=== RECORDS FOR THE TASK ===

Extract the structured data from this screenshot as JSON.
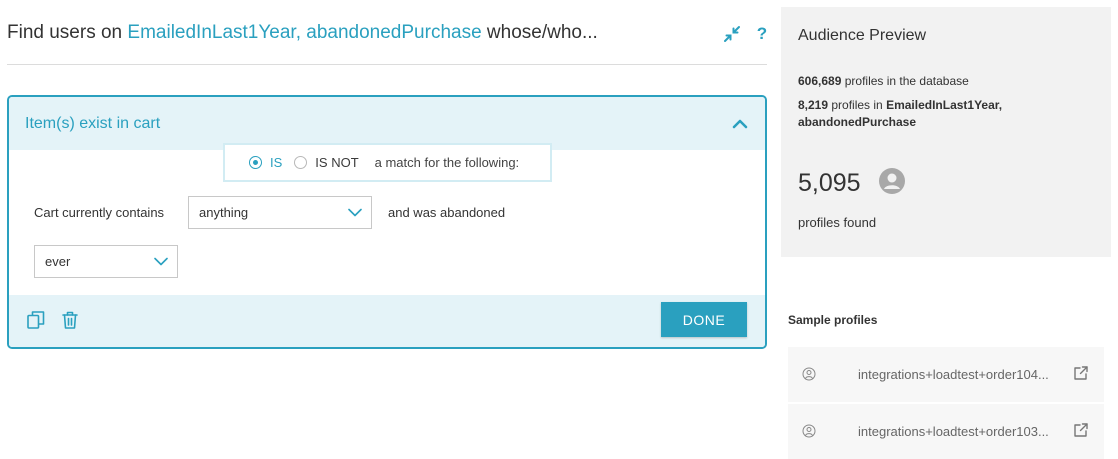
{
  "header": {
    "prefix": "Find users on ",
    "highlight": "EmailedInLast1Year, abandonedPurchase",
    "suffix": " whose/who...",
    "collapse_icon": "collapse-arrows-icon",
    "help_label": "?"
  },
  "card": {
    "title": "Item(s) exist in cart",
    "match": {
      "is_label": "IS",
      "is_not_label": "IS NOT",
      "selected": "IS",
      "text": "a match for the following:"
    },
    "cart_label": "Cart currently contains",
    "cart_select": "anything",
    "abandoned_label": "and was abandoned",
    "time_select": "ever",
    "done_label": "DONE"
  },
  "preview": {
    "title": "Audience Preview",
    "db_count": "606,689",
    "db_text": " profiles in the database",
    "seg_count": "8,219",
    "seg_text": " profiles in ",
    "seg_name_line1": "EmailedInLast1Year,",
    "seg_name_line2": "abandonedPurchase",
    "found_count": "5,095",
    "found_label": "profiles found"
  },
  "samples": {
    "title": "Sample profiles",
    "items": [
      {
        "email": "integrations+loadtest+order104..."
      },
      {
        "email": "integrations+loadtest+order103..."
      }
    ]
  },
  "colors": {
    "accent": "#2aa0bf",
    "panel_bg": "#e4f3f8",
    "side_bg": "#f2f2f2"
  }
}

===

- **REQUEST**:
Reproduce each line exactly as it appears, omitting the pictures.

- **RESULT FOR THIS EXERCISE**:
Extract the structured data from this screenshot as JSON.
{
  "header": {
    "prefix": "Find users on ",
    "highlight": "EmailedInLast1Year, abandonedPurchase",
    "suffix": " whose/who...",
    "collapse_icon": "collapse-arrows-icon",
    "help_label": "?"
  },
  "card": {
    "title": "Item(s) exist in cart",
    "match": {
      "is_label": "IS",
      "is_not_label": "IS NOT",
      "selected": "IS",
      "text": "a match for the following:"
    },
    "cart_label": "Cart currently contains",
    "cart_select": "anything",
    "abandoned_label": "and was abandoned",
    "time_select": "ever",
    "done_label": "DONE"
  },
  "preview": {
    "title": "Audience Preview",
    "db_count": "606,689",
    "db_text": " profiles in the database",
    "seg_count": "8,219",
    "seg_text": " profiles in ",
    "seg_name_line1": "EmailedInLast1Year,",
    "seg_name_line2": "abandonedPurchase",
    "found_count": "5,095",
    "found_label": "profiles found"
  },
  "samples": {
    "title": "Sample profiles",
    "items": [
      {
        "email": "integrations+loadtest+order104..."
      },
      {
        "email": "integrations+loadtest+order103..."
      }
    ]
  },
  "colors": {
    "accent": "#2aa0bf",
    "panel_bg": "#e4f3f8",
    "side_bg": "#f2f2f2"
  }
}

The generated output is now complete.